## DATA FOR THE TASK
»»

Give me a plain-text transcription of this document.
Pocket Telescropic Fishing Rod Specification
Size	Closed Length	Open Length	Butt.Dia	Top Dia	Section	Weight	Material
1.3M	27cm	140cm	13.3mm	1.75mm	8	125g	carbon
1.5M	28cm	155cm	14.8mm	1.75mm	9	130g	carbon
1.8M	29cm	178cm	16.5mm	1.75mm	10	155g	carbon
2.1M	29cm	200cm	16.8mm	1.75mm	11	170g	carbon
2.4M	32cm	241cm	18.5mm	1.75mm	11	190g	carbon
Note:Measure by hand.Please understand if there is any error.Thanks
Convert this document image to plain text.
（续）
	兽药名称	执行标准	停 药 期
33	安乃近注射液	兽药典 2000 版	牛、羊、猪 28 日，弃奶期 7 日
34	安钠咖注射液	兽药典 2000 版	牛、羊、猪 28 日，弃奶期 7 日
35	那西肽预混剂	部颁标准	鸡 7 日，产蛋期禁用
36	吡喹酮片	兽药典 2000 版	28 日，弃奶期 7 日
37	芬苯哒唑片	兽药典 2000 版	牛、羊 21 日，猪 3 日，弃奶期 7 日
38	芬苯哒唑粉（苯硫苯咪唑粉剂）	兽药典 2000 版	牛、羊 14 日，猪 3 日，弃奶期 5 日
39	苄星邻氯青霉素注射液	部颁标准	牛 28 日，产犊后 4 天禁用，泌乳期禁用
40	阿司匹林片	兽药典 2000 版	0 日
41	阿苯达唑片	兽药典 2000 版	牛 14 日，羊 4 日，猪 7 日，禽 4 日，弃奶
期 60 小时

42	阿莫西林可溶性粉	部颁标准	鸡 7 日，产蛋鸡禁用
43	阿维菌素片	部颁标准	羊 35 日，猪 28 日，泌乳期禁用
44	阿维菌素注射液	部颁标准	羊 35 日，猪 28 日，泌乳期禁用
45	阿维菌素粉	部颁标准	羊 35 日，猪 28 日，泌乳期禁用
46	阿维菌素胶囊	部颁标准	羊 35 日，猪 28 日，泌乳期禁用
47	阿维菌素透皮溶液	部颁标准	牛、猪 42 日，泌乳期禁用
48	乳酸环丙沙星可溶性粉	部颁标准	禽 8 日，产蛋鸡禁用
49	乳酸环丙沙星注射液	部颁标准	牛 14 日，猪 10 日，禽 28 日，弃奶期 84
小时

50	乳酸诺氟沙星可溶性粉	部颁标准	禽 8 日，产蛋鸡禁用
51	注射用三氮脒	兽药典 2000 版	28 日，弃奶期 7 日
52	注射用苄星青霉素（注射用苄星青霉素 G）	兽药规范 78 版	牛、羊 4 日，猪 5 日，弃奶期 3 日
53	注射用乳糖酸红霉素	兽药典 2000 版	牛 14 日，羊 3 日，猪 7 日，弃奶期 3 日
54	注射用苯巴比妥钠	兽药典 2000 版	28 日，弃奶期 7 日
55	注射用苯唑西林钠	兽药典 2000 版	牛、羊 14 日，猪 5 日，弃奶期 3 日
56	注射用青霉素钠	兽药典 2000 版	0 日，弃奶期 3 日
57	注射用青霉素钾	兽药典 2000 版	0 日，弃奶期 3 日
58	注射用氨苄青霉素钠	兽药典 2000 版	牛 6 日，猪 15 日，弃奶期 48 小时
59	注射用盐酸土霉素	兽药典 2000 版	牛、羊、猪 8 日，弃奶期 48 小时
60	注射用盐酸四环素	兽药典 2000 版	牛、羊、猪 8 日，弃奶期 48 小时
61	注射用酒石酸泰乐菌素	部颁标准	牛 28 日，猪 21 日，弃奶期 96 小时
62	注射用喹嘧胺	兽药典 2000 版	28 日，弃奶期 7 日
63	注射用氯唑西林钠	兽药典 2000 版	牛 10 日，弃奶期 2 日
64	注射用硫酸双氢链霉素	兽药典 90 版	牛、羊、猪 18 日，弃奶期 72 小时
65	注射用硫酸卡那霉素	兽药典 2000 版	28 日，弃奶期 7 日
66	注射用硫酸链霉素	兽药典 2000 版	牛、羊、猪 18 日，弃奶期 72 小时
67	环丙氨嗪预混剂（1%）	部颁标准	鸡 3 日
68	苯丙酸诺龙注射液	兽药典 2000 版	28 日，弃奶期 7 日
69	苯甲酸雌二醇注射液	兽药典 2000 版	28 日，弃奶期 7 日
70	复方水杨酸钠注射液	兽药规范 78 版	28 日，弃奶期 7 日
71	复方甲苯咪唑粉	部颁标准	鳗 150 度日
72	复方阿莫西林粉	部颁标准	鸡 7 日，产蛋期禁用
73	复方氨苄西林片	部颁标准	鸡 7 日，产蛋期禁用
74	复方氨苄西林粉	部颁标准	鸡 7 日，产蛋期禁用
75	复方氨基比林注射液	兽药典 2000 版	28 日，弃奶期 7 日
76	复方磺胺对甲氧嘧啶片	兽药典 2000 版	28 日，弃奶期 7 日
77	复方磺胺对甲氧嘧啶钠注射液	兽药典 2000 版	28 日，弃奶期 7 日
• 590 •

««
»»

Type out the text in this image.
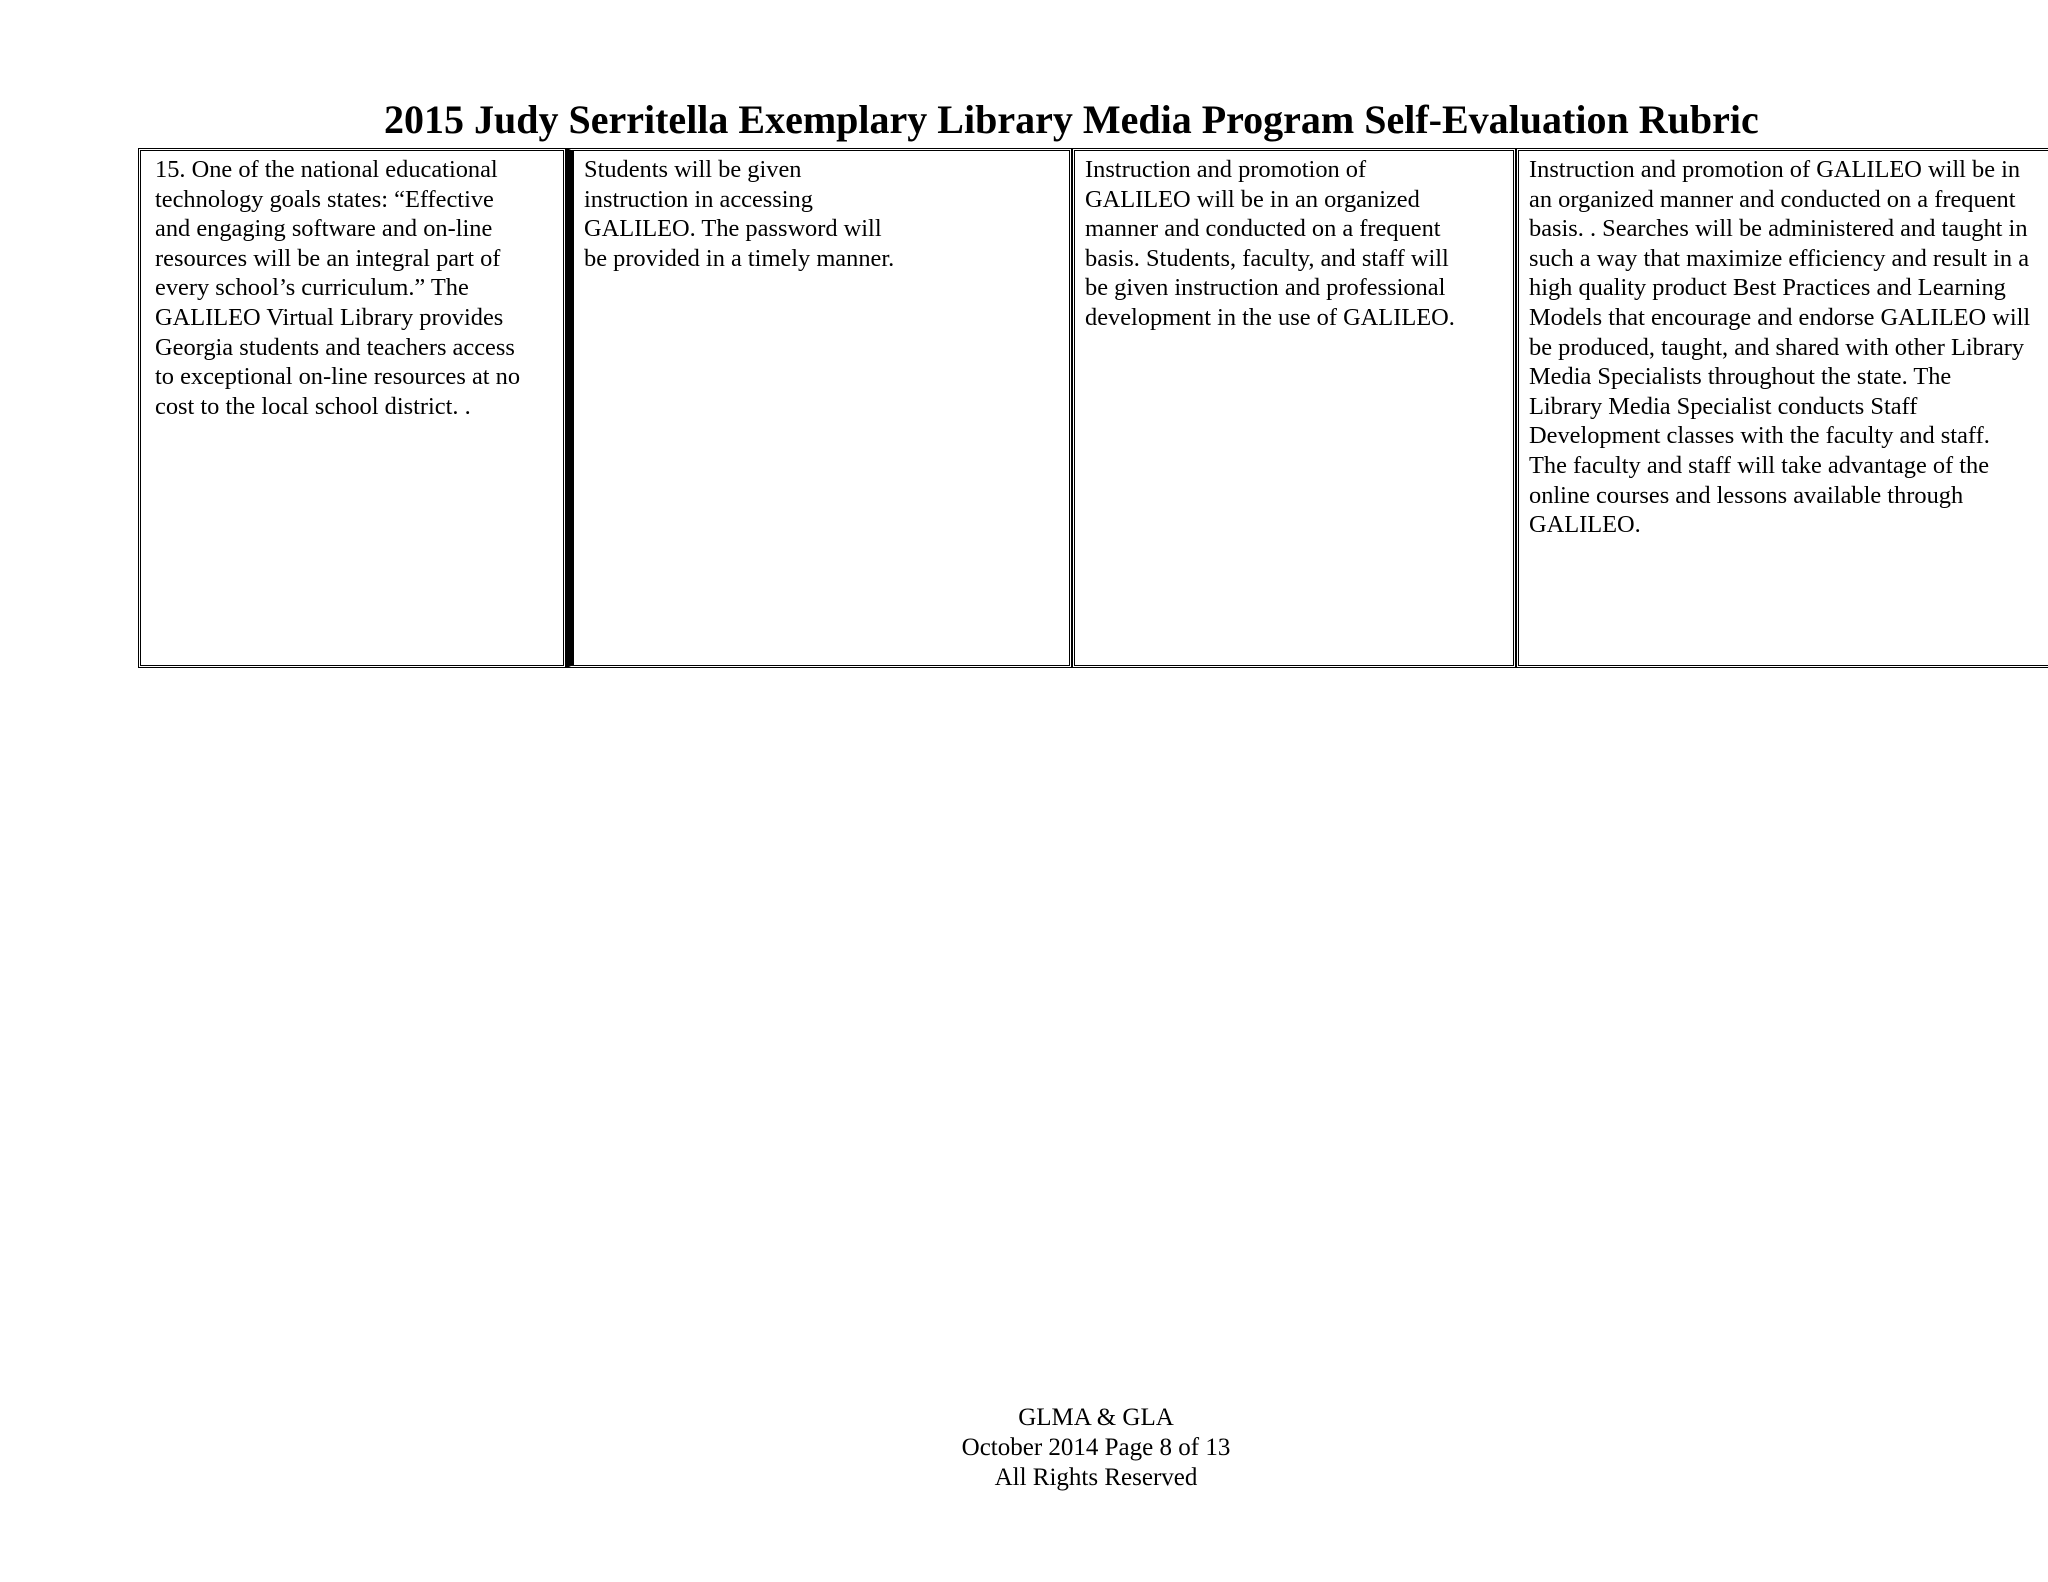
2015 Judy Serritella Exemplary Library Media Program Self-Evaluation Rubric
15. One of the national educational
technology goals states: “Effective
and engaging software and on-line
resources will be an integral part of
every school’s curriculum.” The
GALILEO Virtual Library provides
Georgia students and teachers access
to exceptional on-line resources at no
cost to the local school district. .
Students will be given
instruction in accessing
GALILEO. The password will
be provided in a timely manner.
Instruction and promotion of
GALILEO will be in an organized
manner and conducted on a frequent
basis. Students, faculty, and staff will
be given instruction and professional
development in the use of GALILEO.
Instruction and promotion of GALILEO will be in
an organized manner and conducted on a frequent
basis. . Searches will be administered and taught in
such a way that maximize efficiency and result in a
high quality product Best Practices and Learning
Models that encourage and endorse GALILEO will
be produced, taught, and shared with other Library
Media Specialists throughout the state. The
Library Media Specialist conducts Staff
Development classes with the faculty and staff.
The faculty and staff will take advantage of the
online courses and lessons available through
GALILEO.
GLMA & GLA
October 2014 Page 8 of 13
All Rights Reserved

««

## WHAT IS REQUIRED
Go through the listing above and list every line that has the word "will".

## ANSWER TO THE TASK
resources will be an integral part of
Students will be given
GALILEO. The password will
GALILEO will be in an organized
basis. Students, faculty, and staff will
Instruction and promotion of GALILEO will be in
basis. . Searches will be administered and taught in
Models that encourage and endorse GALILEO will
The faculty and staff will take advantage of the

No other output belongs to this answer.